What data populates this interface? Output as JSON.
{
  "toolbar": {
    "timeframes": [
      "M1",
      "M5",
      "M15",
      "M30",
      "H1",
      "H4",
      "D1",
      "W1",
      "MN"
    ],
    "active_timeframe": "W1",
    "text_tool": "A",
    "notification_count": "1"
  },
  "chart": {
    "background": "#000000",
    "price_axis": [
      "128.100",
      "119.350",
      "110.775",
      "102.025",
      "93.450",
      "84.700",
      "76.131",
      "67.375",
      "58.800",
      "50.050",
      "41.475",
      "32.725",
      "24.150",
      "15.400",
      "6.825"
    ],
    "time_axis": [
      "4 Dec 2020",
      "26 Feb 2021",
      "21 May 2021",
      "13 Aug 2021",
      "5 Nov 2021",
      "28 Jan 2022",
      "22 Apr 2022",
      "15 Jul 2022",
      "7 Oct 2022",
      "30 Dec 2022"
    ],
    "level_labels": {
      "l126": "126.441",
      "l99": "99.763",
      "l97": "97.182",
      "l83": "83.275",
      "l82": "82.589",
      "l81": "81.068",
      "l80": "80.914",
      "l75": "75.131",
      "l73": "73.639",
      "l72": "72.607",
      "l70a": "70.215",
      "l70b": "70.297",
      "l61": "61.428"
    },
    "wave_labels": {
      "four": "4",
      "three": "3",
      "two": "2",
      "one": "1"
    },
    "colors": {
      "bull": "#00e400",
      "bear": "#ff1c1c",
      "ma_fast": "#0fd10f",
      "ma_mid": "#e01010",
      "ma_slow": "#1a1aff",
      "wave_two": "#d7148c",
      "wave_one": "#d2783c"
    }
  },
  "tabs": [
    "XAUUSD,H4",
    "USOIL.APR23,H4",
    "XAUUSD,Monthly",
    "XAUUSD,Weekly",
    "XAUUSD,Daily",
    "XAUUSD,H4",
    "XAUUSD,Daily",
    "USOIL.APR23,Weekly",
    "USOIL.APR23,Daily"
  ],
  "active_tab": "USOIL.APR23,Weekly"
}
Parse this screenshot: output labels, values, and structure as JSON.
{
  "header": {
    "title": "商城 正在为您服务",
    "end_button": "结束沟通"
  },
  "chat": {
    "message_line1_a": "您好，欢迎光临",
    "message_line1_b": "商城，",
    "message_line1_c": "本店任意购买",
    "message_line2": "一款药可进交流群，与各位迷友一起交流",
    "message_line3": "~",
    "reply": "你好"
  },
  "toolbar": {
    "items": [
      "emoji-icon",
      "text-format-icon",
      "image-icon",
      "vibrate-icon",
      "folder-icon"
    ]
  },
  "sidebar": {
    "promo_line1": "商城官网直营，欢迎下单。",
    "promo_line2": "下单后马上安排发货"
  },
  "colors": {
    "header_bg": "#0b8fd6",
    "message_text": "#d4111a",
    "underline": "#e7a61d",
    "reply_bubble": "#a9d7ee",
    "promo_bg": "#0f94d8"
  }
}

# # # #

● **Work to be completed**:
Each entry above is to be printed again exactly.

● **Final answer**:
What data populates this interface? Output as JSON.
{
  "toolbar": {
    "timeframes": [
      "M1",
      "M5",
      "M15",
      "M30",
      "H1",
      "H4",
      "D1",
      "W1",
      "MN"
    ],
    "active_timeframe": "W1",
    "text_tool": "A",
    "notification_count": "1"
  },
  "chart": {
    "background": "#000000",
    "price_axis": [
      "128.100",
      "119.350",
      "110.775",
      "102.025",
      "93.450",
      "84.700",
      "76.131",
      "67.375",
      "58.800",
      "50.050",
      "41.475",
      "32.725",
      "24.150",
      "15.400",
      "6.825"
    ],
    "time_axis": [
      "4 Dec 2020",
      "26 Feb 2021",
      "21 May 2021",
      "13 Aug 2021",
      "5 Nov 2021",
      "28 Jan 2022",
      "22 Apr 2022",
      "15 Jul 2022",
      "7 Oct 2022",
      "30 Dec 2022"
    ],
    "level_labels": {
      "l126": "126.441",
      "l99": "99.763",
      "l97": "97.182",
      "l83": "83.275",
      "l82": "82.589",
      "l81": "81.068",
      "l80": "80.914",
      "l75": "75.131",
      "l73": "73.639",
      "l72": "72.607",
      "l70a": "70.215",
      "l70b": "70.297",
      "l61": "61.428"
    },
    "wave_labels": {
      "four": "4",
      "three": "3",
      "two": "2",
      "one": "1"
    },
    "colors": {
      "bull": "#00e400",
      "bear": "#ff1c1c",
      "ma_fast": "#0fd10f",
      "ma_mid": "#e01010",
      "ma_slow": "#1a1aff",
      "wave_two": "#d7148c",
      "wave_one": "#d2783c"
    }
  },
  "tabs": [
    "XAUUSD,H4",
    "USOIL.APR23,H4",
    "XAUUSD,Monthly",
    "XAUUSD,Weekly",
    "XAUUSD,Daily",
    "XAUUSD,H4",
    "XAUUSD,Daily",
    "USOIL.APR23,Weekly",
    "USOIL.APR23,Daily"
  ],
  "active_tab": "USOIL.APR23,Weekly"
}
Parse this screenshot: output labels, values, and structure as JSON.
{
  "header": {
    "title": "商城 正在为您服务",
    "end_button": "结束沟通"
  },
  "chat": {
    "message_line1_a": "您好，欢迎光临",
    "message_line1_b": "商城，",
    "message_line1_c": "本店任意购买",
    "message_line2": "一款药可进交流群，与各位迷友一起交流",
    "message_line3": "~",
    "reply": "你好"
  },
  "toolbar": {
    "items": [
      "emoji-icon",
      "text-format-icon",
      "image-icon",
      "vibrate-icon",
      "folder-icon"
    ]
  },
  "sidebar": {
    "promo_line1": "商城官网直营，欢迎下单。",
    "promo_line2": "下单后马上安排发货"
  },
  "colors": {
    "header_bg": "#0b8fd6",
    "message_text": "#d4111a",
    "underline": "#e7a61d",
    "reply_bubble": "#a9d7ee",
    "promo_bg": "#0f94d8"
  }
}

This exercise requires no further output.